* Goal of the exercise *
Transcribe the listing exactly, leaving out every picture.

-- start of Records provided --

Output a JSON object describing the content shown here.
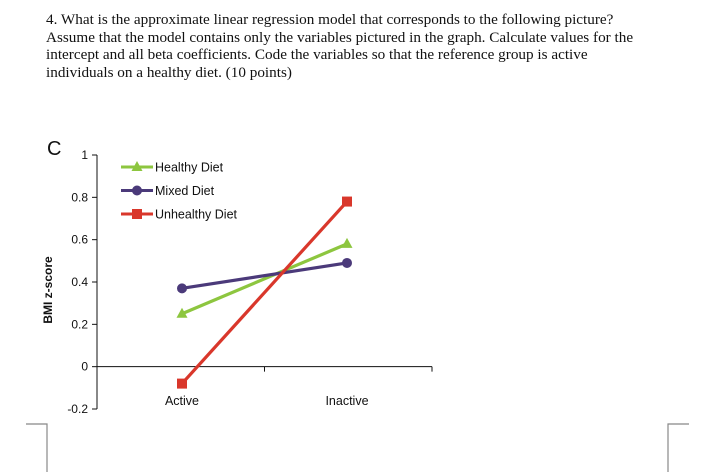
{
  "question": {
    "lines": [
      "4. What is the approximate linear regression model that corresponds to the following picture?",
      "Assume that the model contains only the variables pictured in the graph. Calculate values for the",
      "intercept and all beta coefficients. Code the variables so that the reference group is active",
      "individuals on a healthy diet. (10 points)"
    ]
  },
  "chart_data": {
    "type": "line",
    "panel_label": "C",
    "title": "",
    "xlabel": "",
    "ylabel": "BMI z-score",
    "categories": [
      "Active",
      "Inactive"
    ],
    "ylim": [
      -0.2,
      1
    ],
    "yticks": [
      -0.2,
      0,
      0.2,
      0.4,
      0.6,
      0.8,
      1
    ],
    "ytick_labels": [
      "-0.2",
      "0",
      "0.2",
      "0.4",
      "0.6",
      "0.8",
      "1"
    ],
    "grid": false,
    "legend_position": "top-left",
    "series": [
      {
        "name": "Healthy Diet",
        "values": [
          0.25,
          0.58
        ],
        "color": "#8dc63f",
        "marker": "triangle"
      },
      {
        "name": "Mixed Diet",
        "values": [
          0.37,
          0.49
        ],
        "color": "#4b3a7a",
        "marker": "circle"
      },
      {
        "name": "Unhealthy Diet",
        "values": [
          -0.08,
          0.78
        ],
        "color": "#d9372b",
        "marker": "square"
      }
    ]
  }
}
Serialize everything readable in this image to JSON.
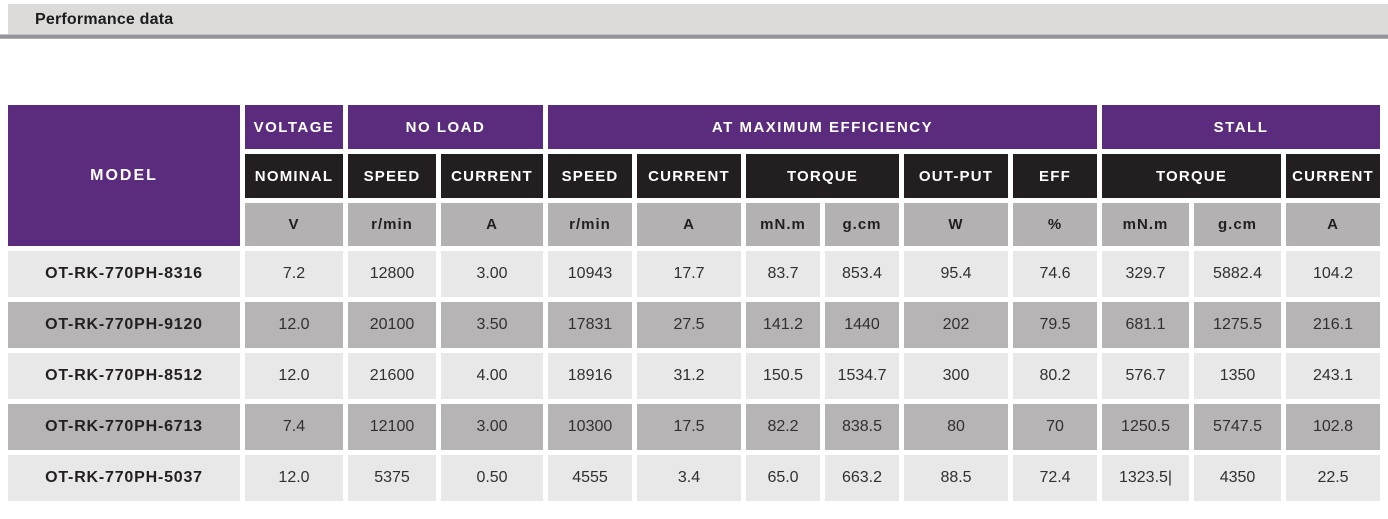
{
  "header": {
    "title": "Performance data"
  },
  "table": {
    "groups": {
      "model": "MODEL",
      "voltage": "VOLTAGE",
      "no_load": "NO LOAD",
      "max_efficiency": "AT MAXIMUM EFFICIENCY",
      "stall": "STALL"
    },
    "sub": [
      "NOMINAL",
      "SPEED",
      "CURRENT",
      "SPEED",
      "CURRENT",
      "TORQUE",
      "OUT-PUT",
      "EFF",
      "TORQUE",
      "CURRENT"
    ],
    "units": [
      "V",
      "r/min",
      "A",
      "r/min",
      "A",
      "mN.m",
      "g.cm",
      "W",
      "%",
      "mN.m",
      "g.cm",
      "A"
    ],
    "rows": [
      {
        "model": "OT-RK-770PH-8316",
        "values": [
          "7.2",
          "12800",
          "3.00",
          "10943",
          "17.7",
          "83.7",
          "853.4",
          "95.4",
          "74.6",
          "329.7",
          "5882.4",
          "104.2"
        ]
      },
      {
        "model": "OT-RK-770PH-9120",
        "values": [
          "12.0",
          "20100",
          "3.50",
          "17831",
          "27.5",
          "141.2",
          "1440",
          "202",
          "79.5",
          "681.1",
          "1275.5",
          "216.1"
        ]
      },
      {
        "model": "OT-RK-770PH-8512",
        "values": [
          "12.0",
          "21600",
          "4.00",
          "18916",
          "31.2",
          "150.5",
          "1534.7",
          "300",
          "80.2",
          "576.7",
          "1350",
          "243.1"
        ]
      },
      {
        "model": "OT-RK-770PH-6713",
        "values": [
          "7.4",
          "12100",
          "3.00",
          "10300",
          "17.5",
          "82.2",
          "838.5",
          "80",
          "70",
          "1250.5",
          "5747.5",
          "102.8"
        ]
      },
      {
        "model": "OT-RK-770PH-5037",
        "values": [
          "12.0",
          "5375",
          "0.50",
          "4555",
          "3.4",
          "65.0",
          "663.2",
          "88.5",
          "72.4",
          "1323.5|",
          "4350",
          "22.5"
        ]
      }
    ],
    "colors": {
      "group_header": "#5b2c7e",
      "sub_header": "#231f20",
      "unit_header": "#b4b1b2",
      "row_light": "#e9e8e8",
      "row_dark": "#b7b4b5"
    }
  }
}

-- end of Records provided --

* Written answer *
Output a JSON object describing the content shown here.
{
  "question": {
    "lines": [
      "4. What is the approximate linear regression model that corresponds to the following picture?",
      "Assume that the model contains only the variables pictured in the graph. Calculate values for the",
      "intercept and all beta coefficients. Code the variables so that the reference group is active",
      "individuals on a healthy diet. (10 points)"
    ]
  },
  "chart_data": {
    "type": "line",
    "panel_label": "C",
    "title": "",
    "xlabel": "",
    "ylabel": "BMI z-score",
    "categories": [
      "Active",
      "Inactive"
    ],
    "ylim": [
      -0.2,
      1
    ],
    "yticks": [
      -0.2,
      0,
      0.2,
      0.4,
      0.6,
      0.8,
      1
    ],
    "ytick_labels": [
      "-0.2",
      "0",
      "0.2",
      "0.4",
      "0.6",
      "0.8",
      "1"
    ],
    "grid": false,
    "legend_position": "top-left",
    "series": [
      {
        "name": "Healthy Diet",
        "values": [
          0.25,
          0.58
        ],
        "color": "#8dc63f",
        "marker": "triangle"
      },
      {
        "name": "Mixed Diet",
        "values": [
          0.37,
          0.49
        ],
        "color": "#4b3a7a",
        "marker": "circle"
      },
      {
        "name": "Unhealthy Diet",
        "values": [
          -0.08,
          0.78
        ],
        "color": "#d9372b",
        "marker": "square"
      }
    ]
  }
}
Serialize everything readable in this image to JSON.
{
  "header": {
    "title": "Performance data"
  },
  "table": {
    "groups": {
      "model": "MODEL",
      "voltage": "VOLTAGE",
      "no_load": "NO LOAD",
      "max_efficiency": "AT MAXIMUM EFFICIENCY",
      "stall": "STALL"
    },
    "sub": [
      "NOMINAL",
      "SPEED",
      "CURRENT",
      "SPEED",
      "CURRENT",
      "TORQUE",
      "OUT-PUT",
      "EFF",
      "TORQUE",
      "CURRENT"
    ],
    "units": [
      "V",
      "r/min",
      "A",
      "r/min",
      "A",
      "mN.m",
      "g.cm",
      "W",
      "%",
      "mN.m",
      "g.cm",
      "A"
    ],
    "rows": [
      {
        "model": "OT-RK-770PH-8316",
        "values": [
          "7.2",
          "12800",
          "3.00",
          "10943",
          "17.7",
          "83.7",
          "853.4",
          "95.4",
          "74.6",
          "329.7",
          "5882.4",
          "104.2"
        ]
      },
      {
        "model": "OT-RK-770PH-9120",
        "values": [
          "12.0",
          "20100",
          "3.50",
          "17831",
          "27.5",
          "141.2",
          "1440",
          "202",
          "79.5",
          "681.1",
          "1275.5",
          "216.1"
        ]
      },
      {
        "model": "OT-RK-770PH-8512",
        "values": [
          "12.0",
          "21600",
          "4.00",
          "18916",
          "31.2",
          "150.5",
          "1534.7",
          "300",
          "80.2",
          "576.7",
          "1350",
          "243.1"
        ]
      },
      {
        "model": "OT-RK-770PH-6713",
        "values": [
          "7.4",
          "12100",
          "3.00",
          "10300",
          "17.5",
          "82.2",
          "838.5",
          "80",
          "70",
          "1250.5",
          "5747.5",
          "102.8"
        ]
      },
      {
        "model": "OT-RK-770PH-5037",
        "values": [
          "12.0",
          "5375",
          "0.50",
          "4555",
          "3.4",
          "65.0",
          "663.2",
          "88.5",
          "72.4",
          "1323.5|",
          "4350",
          "22.5"
        ]
      }
    ],
    "colors": {
      "group_header": "#5b2c7e",
      "sub_header": "#231f20",
      "unit_header": "#b4b1b2",
      "row_light": "#e9e8e8",
      "row_dark": "#b7b4b5"
    }
  }
}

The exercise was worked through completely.